| The problem |
What follows is a set of entries. Give them again exactly, without the pictures.

***** Excerpted records *****

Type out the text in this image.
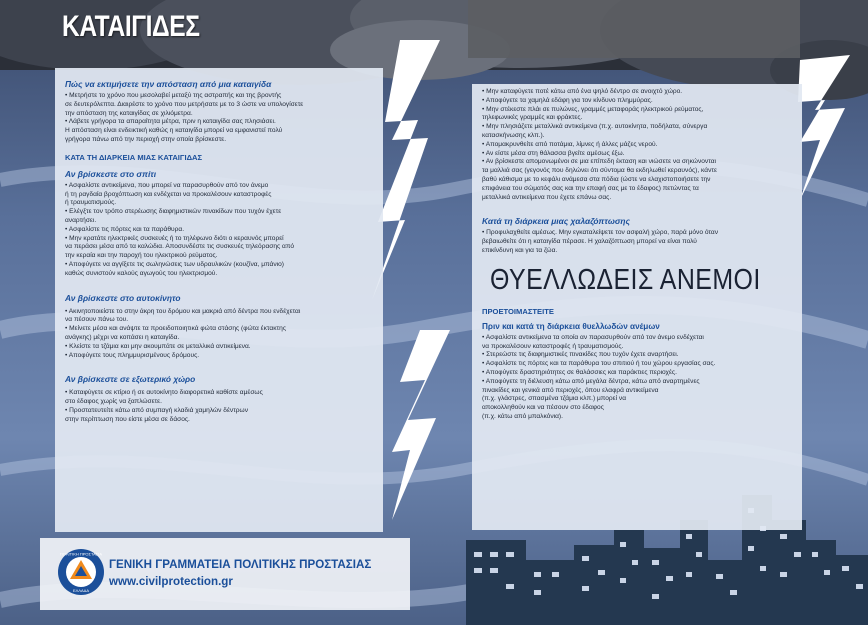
ΚΑΤΑΙΓΙΔΕΣ
Πώς να εκτιμήσετε την απόσταση από μια καταιγίδα
• Μετρήστε το χρόνο που μεσολαβεί μεταξύ της αστραπής και της βροντής
σε δευτερόλεπτα. Διαιρέστε το χρόνο που μετρήσατε με το 3 ώστε να υπολογίσετε
την απόσταση της καταιγίδας σε χιλιόμετρα.
• Λάβετε γρήγορα τα απαραίτητα μέτρα, πριν η καταιγίδα σας πλησιάσει.
Η απόσταση είναι ενδεικτική καθώς η καταιγίδα μπορεί να εμφανιστεί πολύ
γρήγορα πάνω από την περιοχή στην οποία βρίσκεστε.
ΚΑΤΑ ΤΗ ΔΙΑΡΚΕΙΑ ΜΙΑΣ ΚΑΤΑΙΓΙΔΑΣ
Αν βρίσκεστε στο σπίτι
• Ασφαλίστε αντικείμενα, που μπορεί να παρασυρθούν από τον άνεμο
ή τη ραγδαία βροχόπτωση και ενδέχεται να προκαλέσουν καταστροφές
ή τραυματισμούς.
• Ελέγξτε τον τρόπο στερέωσης διαφημιστικών πινακίδων που τυχόν έχετε
αναρτήσει.
• Ασφαλίστε τις πόρτες και τα παράθυρα.
• Μην κρατάτε ηλεκτρικές συσκευές ή το τηλέφωνο διότι ο κεραυνός μπορεί
να περάσει μέσα από τα καλώδια. Αποσυνδέστε τις συσκευές τηλεόρασης από
την κεραία και την παροχή του ηλεκτρικού ρεύματος.
• Αποφύγετε να αγγίξετε τις σωληνώσεις των υδραυλικών (κουζίνα, μπάνιο)
καθώς συνιστούν καλούς αγωγούς του ηλεκτρισμού.
Αν βρίσκεστε στο αυτοκίνητο
• Ακινητοποιείστε το στην άκρη του δρόμου και μακριά από δέντρα που ενδέχεται
να πέσουν πάνω του.
• Μείνετε μέσα και ανάψτε τα προειδοποιητικά φώτα στάσης (φώτα έκτακτης
ανάγκης) μέχρι να κοπάσει η καταιγίδα.
• Κλείστε τα τζάμια και μην ακουμπάτε σε μεταλλικά αντικείμενα.
• Αποφύγετε τους πλημμυρισμένους δρόμους.
Αν βρίσκεστε σε εξωτερικό χώρο
• Καταφύγετε σε κτίριο ή σε αυτοκίνητο διαφορετικά καθίστε αμέσως
στο έδαφος χωρίς να ξαπλώσετε.
• Προστατευτείτε κάτω από συμπαγή κλαδιά χαμηλών δέντρων
στην περίπτωση που είστε μέσα σε δάσος.
• Μην καταφύγετε ποτέ κάτω από ένα ψηλό δέντρο σε ανοιχτό χώρο.
• Αποφύγετε τα χαμηλά εδάφη για τον κίνδυνο πλημμύρας.
• Μην στέκεστε πλάι σε πυλώνες, γραμμές μεταφοράς ηλεκτρικού ρεύματος,
τηλεφωνικές γραμμές και φράκτες.
• Μην πλησιάζετε μεταλλικά αντικείμενα (π.χ. αυτοκίνητα, ποδήλατα, σύνεργα
κατασκήνωσης κλπ.).
• Απομακρυνθείτε από ποτάμια, λίμνες ή άλλες μάζες νερού.
• Αν είστε μέσα στη θάλασσα βγείτε αμέσως έξω.
• Αν βρίσκεστε απομονωμένοι σε μια επίπεδη έκταση και νιώσετε να σηκώνονται
τα μαλλιά σας (γεγονός που δηλώνει ότι σύντομα θα εκδηλωθεί κεραυνός), κάντε
βαθύ κάθισμα με το κεφάλι ανάμεσα στα πόδια (ώστε να ελαχιστοποιήσετε την
επιφάνεια του σώματός σας και την επαφή σας με το έδαφος) πετώντας τα
μεταλλικά αντικείμενα που έχετε επάνω σας.
Κατά τη διάρκεια μιας χαλαζόπτωσης
• Προφυλαχθείτε αμέσως. Μην εγκαταλείψετε τον ασφαλή χώρο, παρά μόνο όταν
βεβαιωθείτε ότι η καταιγίδα πέρασε. Η χαλαζόπτωση μπορεί να είναι πολύ
επικίνδυνη και για τα ζώα.
ΘΥΕΛΛΩΔΕΙΣ ΑΝΕΜΟΙ
ΠΡΟΕΤΟΙΜΑΣΤΕΙΤΕ
Πριν και κατά τη διάρκεια θυελλωδών ανέμων
• Ασφαλίστε αντικείμενα τα οποία αν παρασυρθούν από τον άνεμο ενδέχεται
να προκαλέσουν καταστροφές ή τραυματισμούς.
• Στερεώστε τις διαφημιστικές πινακίδες που τυχόν έχετε αναρτήσει.
• Ασφαλίστε τις πόρτες και τα παράθυρα του σπιτιού ή του χώρου εργασίας σας.
• Αποφύγετε δραστηριότητες σε θαλάσσιες και παράκτιες περιοχές.
• Αποφύγετε τη διέλευση κάτω από μεγάλα δέντρα, κάτω από αναρτημένες
πινακίδες και γενικά από περιοχές, όπου ελαφρά αντικείμενα
(π.χ. γλάστρες, σπασμένα τζάμια κλπ.) μπορεί να
αποκολληθούν και να πέσουν στο έδαφος
(π.χ. κάτω από μπαλκόνια).
ΠΟΛΙΤΙΚΗ ΠΡΟΣΤΑΣΙΑ
ΕΛΛΑΔΑ
ΓΕΝΙΚΗ ΓΡΑΜΜΑΤΕΙΑ ΠΟΛΙΤΙΚΗΣ ΠΡΟΣΤΑΣΙΑΣ
www.civilprotection.gr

*****

| Result of this exercise |
Type out the text in this image.
ΚΑΤΑΙΓΙΔΕΣ
Πώς να εκτιμήσετε την απόσταση από μια καταιγίδα
• Μετρήστε το χρόνο που μεσολαβεί μεταξύ της αστραπής και της βροντής
σε δευτερόλεπτα. Διαιρέστε το χρόνο που μετρήσατε με το 3 ώστε να υπολογίσετε
την απόσταση της καταιγίδας σε χιλιόμετρα.
• Λάβετε γρήγορα τα απαραίτητα μέτρα, πριν η καταιγίδα σας πλησιάσει.
Η απόσταση είναι ενδεικτική καθώς η καταιγίδα μπορεί να εμφανιστεί πολύ
γρήγορα πάνω από την περιοχή στην οποία βρίσκεστε.
ΚΑΤΑ ΤΗ ΔΙΑΡΚΕΙΑ ΜΙΑΣ ΚΑΤΑΙΓΙΔΑΣ
Αν βρίσκεστε στο σπίτι
• Ασφαλίστε αντικείμενα, που μπορεί να παρασυρθούν από τον άνεμο
ή τη ραγδαία βροχόπτωση και ενδέχεται να προκαλέσουν καταστροφές
ή τραυματισμούς.
• Ελέγξτε τον τρόπο στερέωσης διαφημιστικών πινακίδων που τυχόν έχετε
αναρτήσει.
• Ασφαλίστε τις πόρτες και τα παράθυρα.
• Μην κρατάτε ηλεκτρικές συσκευές ή το τηλέφωνο διότι ο κεραυνός μπορεί
να περάσει μέσα από τα καλώδια. Αποσυνδέστε τις συσκευές τηλεόρασης από
την κεραία και την παροχή του ηλεκτρικού ρεύματος.
• Αποφύγετε να αγγίξετε τις σωληνώσεις των υδραυλικών (κουζίνα, μπάνιο)
καθώς συνιστούν καλούς αγωγούς του ηλεκτρισμού.
Αν βρίσκεστε στο αυτοκίνητο
• Ακινητοποιείστε το στην άκρη του δρόμου και μακριά από δέντρα που ενδέχεται
να πέσουν πάνω του.
• Μείνετε μέσα και ανάψτε τα προειδοποιητικά φώτα στάσης (φώτα έκτακτης
ανάγκης) μέχρι να κοπάσει η καταιγίδα.
• Κλείστε τα τζάμια και μην ακουμπάτε σε μεταλλικά αντικείμενα.
• Αποφύγετε τους πλημμυρισμένους δρόμους.
Αν βρίσκεστε σε εξωτερικό χώρο
• Καταφύγετε σε κτίριο ή σε αυτοκίνητο διαφορετικά καθίστε αμέσως
στο έδαφος χωρίς να ξαπλώσετε.
• Προστατευτείτε κάτω από συμπαγή κλαδιά χαμηλών δέντρων
στην περίπτωση που είστε μέσα σε δάσος.
• Μην καταφύγετε ποτέ κάτω από ένα ψηλό δέντρο σε ανοιχτό χώρο.
• Αποφύγετε τα χαμηλά εδάφη για τον κίνδυνο πλημμύρας.
• Μην στέκεστε πλάι σε πυλώνες, γραμμές μεταφοράς ηλεκτρικού ρεύματος,
τηλεφωνικές γραμμές και φράκτες.
• Μην πλησιάζετε μεταλλικά αντικείμενα (π.χ. αυτοκίνητα, ποδήλατα, σύνεργα
κατασκήνωσης κλπ.).
• Απομακρυνθείτε από ποτάμια, λίμνες ή άλλες μάζες νερού.
• Αν είστε μέσα στη θάλασσα βγείτε αμέσως έξω.
• Αν βρίσκεστε απομονωμένοι σε μια επίπεδη έκταση και νιώσετε να σηκώνονται
τα μαλλιά σας (γεγονός που δηλώνει ότι σύντομα θα εκδηλωθεί κεραυνός), κάντε
βαθύ κάθισμα με το κεφάλι ανάμεσα στα πόδια (ώστε να ελαχιστοποιήσετε την
επιφάνεια του σώματός σας και την επαφή σας με το έδαφος) πετώντας τα
μεταλλικά αντικείμενα που έχετε επάνω σας.
Κατά τη διάρκεια μιας χαλαζόπτωσης
• Προφυλαχθείτε αμέσως. Μην εγκαταλείψετε τον ασφαλή χώρο, παρά μόνο όταν
βεβαιωθείτε ότι η καταιγίδα πέρασε. Η χαλαζόπτωση μπορεί να είναι πολύ
επικίνδυνη και για τα ζώα.
ΘΥΕΛΛΩΔΕΙΣ ΑΝΕΜΟΙ
ΠΡΟΕΤΟΙΜΑΣΤΕΙΤΕ
Πριν και κατά τη διάρκεια θυελλωδών ανέμων
• Ασφαλίστε αντικείμενα τα οποία αν παρασυρθούν από τον άνεμο ενδέχεται
να προκαλέσουν καταστροφές ή τραυματισμούς.
• Στερεώστε τις διαφημιστικές πινακίδες που τυχόν έχετε αναρτήσει.
• Ασφαλίστε τις πόρτες και τα παράθυρα του σπιτιού ή του χώρου εργασίας σας.
• Αποφύγετε δραστηριότητες σε θαλάσσιες και παράκτιες περιοχές.
• Αποφύγετε τη διέλευση κάτω από μεγάλα δέντρα, κάτω από αναρτημένες
πινακίδες και γενικά από περιοχές, όπου ελαφρά αντικείμενα
(π.χ. γλάστρες, σπασμένα τζάμια κλπ.) μπορεί να
αποκολληθούν και να πέσουν στο έδαφος
(π.χ. κάτω από μπαλκόνια).
ΠΟΛΙΤΙΚΗ ΠΡΟΣΤΑΣΙΑ
ΕΛΛΑΔΑ
ΓΕΝΙΚΗ ΓΡΑΜΜΑΤΕΙΑ ΠΟΛΙΤΙΚΗΣ ΠΡΟΣΤΑΣΙΑΣ
www.civilprotection.gr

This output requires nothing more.